**Exercise:** Locate all lines with the word "name" and copy them out.
══ Data for the task
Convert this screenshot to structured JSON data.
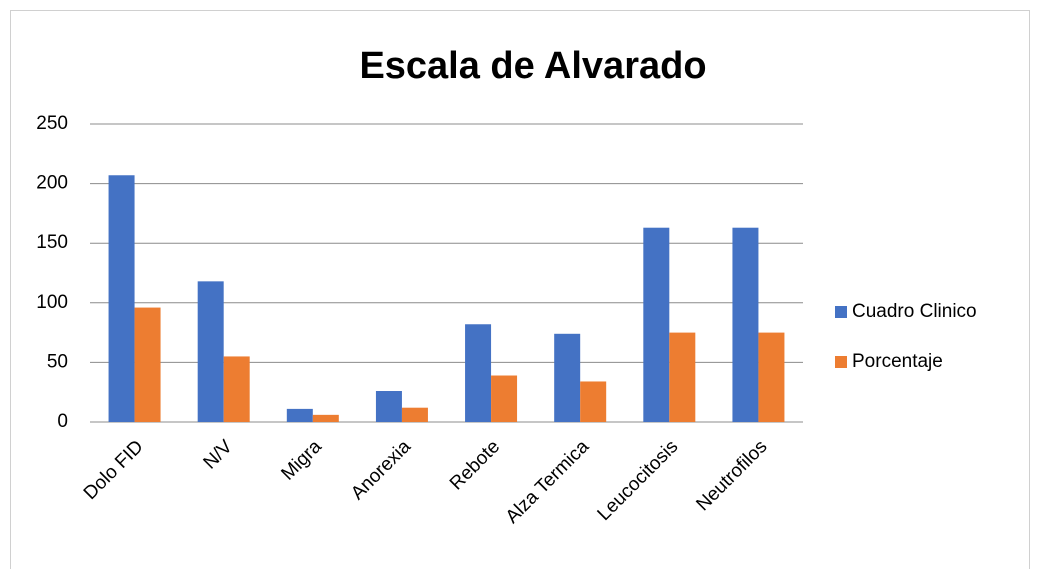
{
  "chart_data": {
    "type": "bar",
    "title": "Escala de Alvarado",
    "categories": [
      "Dolo FID",
      "N/V",
      "Migra",
      "Anorexia",
      "Rebote",
      "Alza Termica",
      "Leucocitosis",
      "Neutrofilos"
    ],
    "series": [
      {
        "name": "Cuadro Clinico",
        "color": "#4472c4",
        "values": [
          207,
          118,
          11,
          26,
          82,
          74,
          163,
          163
        ]
      },
      {
        "name": "Porcentaje",
        "color": "#ed7d31",
        "values": [
          96,
          55,
          6,
          12,
          39,
          34,
          75,
          75
        ]
      }
    ],
    "ylim": [
      0,
      250
    ],
    "yticks": [
      0,
      50,
      100,
      150,
      200,
      250
    ],
    "grid": true,
    "legend": "right"
  }
}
════
**Correct output:**
        "name": "Cuadro Clinico",
        "name": "Porcentaje",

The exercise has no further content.